Copy out every line of the recorded data below word for word, leaving nothing out.

Recorded data
___

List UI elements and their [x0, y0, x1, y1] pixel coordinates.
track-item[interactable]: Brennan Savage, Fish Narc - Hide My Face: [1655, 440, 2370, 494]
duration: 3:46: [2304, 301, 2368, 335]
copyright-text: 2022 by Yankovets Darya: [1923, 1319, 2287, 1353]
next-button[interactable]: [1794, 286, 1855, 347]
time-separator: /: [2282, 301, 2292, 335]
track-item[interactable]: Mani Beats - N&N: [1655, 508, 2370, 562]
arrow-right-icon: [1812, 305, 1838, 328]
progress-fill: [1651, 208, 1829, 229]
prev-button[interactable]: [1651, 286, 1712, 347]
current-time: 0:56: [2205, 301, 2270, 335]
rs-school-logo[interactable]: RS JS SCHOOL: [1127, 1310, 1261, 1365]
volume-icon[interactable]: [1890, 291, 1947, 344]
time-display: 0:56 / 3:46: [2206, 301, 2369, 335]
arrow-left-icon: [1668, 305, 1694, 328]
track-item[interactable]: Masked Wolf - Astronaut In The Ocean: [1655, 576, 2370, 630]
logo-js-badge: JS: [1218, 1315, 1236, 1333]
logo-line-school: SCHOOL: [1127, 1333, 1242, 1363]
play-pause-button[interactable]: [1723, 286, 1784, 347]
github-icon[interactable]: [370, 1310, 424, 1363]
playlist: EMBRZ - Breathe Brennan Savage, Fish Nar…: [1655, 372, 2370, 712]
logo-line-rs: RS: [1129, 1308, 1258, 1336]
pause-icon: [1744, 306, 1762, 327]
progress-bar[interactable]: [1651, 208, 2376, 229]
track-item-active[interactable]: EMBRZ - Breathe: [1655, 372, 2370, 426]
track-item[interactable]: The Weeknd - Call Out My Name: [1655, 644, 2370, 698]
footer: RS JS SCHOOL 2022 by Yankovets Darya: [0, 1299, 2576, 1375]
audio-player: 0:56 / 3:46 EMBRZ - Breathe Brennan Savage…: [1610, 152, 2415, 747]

___

REPLY TO THE EXERCISE
List UI elements and their [x0, y0, x1, y1] pixel coordinates.
track-item[interactable]: Brennan Savage, Fish Narc - Hide My Face: [1655, 440, 2370, 494]
duration: 3:46: [2304, 301, 2368, 335]
copyright-text: 2022 by Yankovets Darya: [1923, 1319, 2287, 1353]
next-button[interactable]: [1794, 286, 1855, 347]
time-separator: /: [2282, 301, 2292, 335]
track-item[interactable]: Mani Beats - N&N: [1655, 508, 2370, 562]
arrow-right-icon: [1812, 305, 1838, 328]
progress-fill: [1651, 208, 1829, 229]
prev-button[interactable]: [1651, 286, 1712, 347]
current-time: 0:56: [2205, 301, 2270, 335]
rs-school-logo[interactable]: RS JS SCHOOL: [1127, 1310, 1261, 1365]
volume-icon[interactable]: [1890, 291, 1947, 344]
time-display: 0:56 / 3:46: [2206, 301, 2369, 335]
arrow-left-icon: [1668, 305, 1694, 328]
track-item[interactable]: Masked Wolf - Astronaut In The Ocean: [1655, 576, 2370, 630]
logo-js-badge: JS: [1218, 1315, 1236, 1333]
logo-line-school: SCHOOL: [1127, 1333, 1242, 1363]
play-pause-button[interactable]: [1723, 286, 1784, 347]
github-icon[interactable]: [370, 1310, 424, 1363]
playlist: EMBRZ - Breathe Brennan Savage, Fish Nar…: [1655, 372, 2370, 712]
logo-line-rs: RS: [1129, 1308, 1258, 1336]
pause-icon: [1744, 306, 1762, 327]
progress-bar[interactable]: [1651, 208, 2376, 229]
track-item-active[interactable]: EMBRZ - Breathe: [1655, 372, 2370, 426]
track-item[interactable]: The Weeknd - Call Out My Name: [1655, 644, 2370, 698]
footer: RS JS SCHOOL 2022 by Yankovets Darya: [0, 1299, 2576, 1375]
audio-player: 0:56 / 3:46 EMBRZ - Breathe Brennan Savage…: [1610, 152, 2415, 747]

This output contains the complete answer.